▶ EXTRACT
++++++++

Tuesday, April 18, 2017

TV Roundtable

Jim: It's roundtable time.  We did a long roundtable which we're splitting into two parts.  This is our TV roundtable and our e-mail address is thethirdestatesundayreview@yahoo.com.  Participating in our roundtable are  The Third Estate Sunday Review's Dona, Ty, Jess, Ava, and me, Jim; Rebecca of Sex and Politics and Screeds and Attitude; Betty of Thomas Friedman Is a Great Man; C.I. of The Common Ills and The Third Estate Sunday Review; Kat of Kat's Korner (of The Common Ills); Cedric of Cedric's Big Mix; Mike of Mikey Likes It!; Elaine of Like Maria Said Paz); Ruth of Ruth's Report; Trina of Trina's Kitchen; Wally of The Daily Jot; Marcia of SICKOFITRDLZ; Stan of Oh Boy It Never Ends; Isaiah of The World Today Just Nuts and Ann of Ann's Mega Dub.  You are reading a rush transcript.


Jim: So let's start with TV.  Maybe end there.  VEEP just started its new season.

Betty: Oh, goody.  Another Emmy for Julia Louis-Dreyfus.  She's won 5 times in a row for the first 5 seasons of VEEP.  No one wants to point out the obvious (a) she doesn't deserve 5 wins, no one does and (b) her White privilege keeps worthy nominees of color from winning.  I'm sorry, I used to like her but five wins a row?  She looks like a greedy person.  She should ask not to be nominated this year so that others can win.

++++++++

▶ EXERCISE PROMPT
Change "VEEP" to "Veep" in the TV roundtable, covering everything from "Jim: So let's" down to "others can win.". The lines that come next have nothing to do with the TV roundtable.

▶ SUPPLIED DATA
++++++++

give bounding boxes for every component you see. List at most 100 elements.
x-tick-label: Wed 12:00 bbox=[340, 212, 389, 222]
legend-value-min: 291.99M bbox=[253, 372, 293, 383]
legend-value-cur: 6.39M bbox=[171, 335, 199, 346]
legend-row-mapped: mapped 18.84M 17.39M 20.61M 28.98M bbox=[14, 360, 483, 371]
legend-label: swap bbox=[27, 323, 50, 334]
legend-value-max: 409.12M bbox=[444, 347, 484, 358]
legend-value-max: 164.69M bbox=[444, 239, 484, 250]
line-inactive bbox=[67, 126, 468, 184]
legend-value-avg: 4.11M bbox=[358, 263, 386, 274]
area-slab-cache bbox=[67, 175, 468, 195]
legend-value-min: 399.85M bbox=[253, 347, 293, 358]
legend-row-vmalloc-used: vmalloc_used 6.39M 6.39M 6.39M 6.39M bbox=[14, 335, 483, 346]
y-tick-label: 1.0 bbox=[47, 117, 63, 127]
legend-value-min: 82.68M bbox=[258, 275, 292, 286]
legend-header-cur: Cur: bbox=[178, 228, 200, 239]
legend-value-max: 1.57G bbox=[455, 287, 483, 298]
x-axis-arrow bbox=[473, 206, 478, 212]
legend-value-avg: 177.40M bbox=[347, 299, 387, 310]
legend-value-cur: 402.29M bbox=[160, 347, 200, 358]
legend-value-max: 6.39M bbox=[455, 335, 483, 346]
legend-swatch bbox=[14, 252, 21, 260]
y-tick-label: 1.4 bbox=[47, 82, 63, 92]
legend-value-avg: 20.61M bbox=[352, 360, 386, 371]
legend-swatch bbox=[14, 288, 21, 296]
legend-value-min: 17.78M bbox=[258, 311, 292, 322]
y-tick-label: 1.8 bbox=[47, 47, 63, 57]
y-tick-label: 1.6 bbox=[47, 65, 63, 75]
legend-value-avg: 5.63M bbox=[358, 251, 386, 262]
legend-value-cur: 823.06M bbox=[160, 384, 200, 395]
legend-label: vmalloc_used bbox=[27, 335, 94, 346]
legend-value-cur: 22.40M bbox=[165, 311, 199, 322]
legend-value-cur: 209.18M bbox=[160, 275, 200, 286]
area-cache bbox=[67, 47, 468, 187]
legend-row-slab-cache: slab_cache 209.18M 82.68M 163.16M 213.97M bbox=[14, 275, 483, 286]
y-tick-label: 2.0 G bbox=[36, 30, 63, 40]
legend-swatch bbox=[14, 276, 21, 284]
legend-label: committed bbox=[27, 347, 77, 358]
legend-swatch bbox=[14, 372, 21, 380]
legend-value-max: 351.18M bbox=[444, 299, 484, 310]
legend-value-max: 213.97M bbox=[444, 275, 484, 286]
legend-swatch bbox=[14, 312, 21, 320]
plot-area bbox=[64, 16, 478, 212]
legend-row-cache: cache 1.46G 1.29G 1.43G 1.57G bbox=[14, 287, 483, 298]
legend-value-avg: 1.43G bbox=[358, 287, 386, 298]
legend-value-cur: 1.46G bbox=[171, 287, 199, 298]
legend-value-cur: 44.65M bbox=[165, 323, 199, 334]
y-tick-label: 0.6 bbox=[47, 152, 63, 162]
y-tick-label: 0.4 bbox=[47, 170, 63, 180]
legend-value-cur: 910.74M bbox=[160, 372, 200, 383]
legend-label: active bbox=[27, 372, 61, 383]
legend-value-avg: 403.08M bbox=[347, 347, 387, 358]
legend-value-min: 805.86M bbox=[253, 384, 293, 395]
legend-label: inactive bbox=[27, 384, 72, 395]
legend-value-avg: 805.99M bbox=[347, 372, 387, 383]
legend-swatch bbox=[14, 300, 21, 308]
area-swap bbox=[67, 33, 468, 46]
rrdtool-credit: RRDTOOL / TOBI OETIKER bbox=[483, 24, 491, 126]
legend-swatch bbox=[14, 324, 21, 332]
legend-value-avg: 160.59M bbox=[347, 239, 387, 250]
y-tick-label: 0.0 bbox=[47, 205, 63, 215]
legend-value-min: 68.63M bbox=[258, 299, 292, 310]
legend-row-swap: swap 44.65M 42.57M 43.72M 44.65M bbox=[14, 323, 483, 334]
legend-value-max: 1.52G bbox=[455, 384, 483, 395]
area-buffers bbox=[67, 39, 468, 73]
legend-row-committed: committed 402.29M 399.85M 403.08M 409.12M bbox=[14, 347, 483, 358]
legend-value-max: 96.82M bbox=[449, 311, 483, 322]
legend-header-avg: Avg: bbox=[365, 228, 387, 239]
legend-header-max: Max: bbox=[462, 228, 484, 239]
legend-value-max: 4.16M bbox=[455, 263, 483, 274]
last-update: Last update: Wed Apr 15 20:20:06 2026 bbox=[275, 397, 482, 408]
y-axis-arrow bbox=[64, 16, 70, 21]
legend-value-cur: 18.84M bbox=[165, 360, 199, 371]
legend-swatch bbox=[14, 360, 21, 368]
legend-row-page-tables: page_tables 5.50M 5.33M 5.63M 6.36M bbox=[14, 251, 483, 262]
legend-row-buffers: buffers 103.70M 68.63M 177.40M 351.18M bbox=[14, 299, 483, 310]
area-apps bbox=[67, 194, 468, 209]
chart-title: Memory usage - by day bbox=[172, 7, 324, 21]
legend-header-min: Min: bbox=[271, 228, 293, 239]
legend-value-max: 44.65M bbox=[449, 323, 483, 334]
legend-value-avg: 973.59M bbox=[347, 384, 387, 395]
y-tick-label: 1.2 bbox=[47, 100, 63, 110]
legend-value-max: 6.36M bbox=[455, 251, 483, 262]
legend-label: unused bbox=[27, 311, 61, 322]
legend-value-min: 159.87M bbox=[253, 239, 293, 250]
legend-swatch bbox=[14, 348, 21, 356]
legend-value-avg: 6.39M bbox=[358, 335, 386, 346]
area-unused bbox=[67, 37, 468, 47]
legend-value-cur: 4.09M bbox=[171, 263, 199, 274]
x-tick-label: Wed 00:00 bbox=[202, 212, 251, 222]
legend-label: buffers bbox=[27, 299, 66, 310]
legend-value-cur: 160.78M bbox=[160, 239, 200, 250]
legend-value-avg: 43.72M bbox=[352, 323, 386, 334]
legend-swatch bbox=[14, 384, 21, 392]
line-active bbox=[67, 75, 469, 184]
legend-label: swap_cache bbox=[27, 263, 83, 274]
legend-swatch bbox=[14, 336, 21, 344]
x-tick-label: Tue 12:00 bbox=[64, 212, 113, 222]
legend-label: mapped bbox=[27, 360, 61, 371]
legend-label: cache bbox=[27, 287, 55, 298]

++++++++

▶ WORKED ANSWER
Jim: So let's start with TV.  Maybe end there.  Veep just started its new season.

Betty: Oh, goody.  Another Emmy for Julia Louis-Dreyfus.  She's won 5 times in a row for the first 5 seasons of Veep.  No one wants to point out the obvious (a) she doesn't deserve 5 wins, no one does and (b) her White privilege keeps worthy nominees of color from winning.  I'm sorry, I used to like her but five wins a row?  She looks like a greedy person.  She should ask not to be nominated this year so that others can win.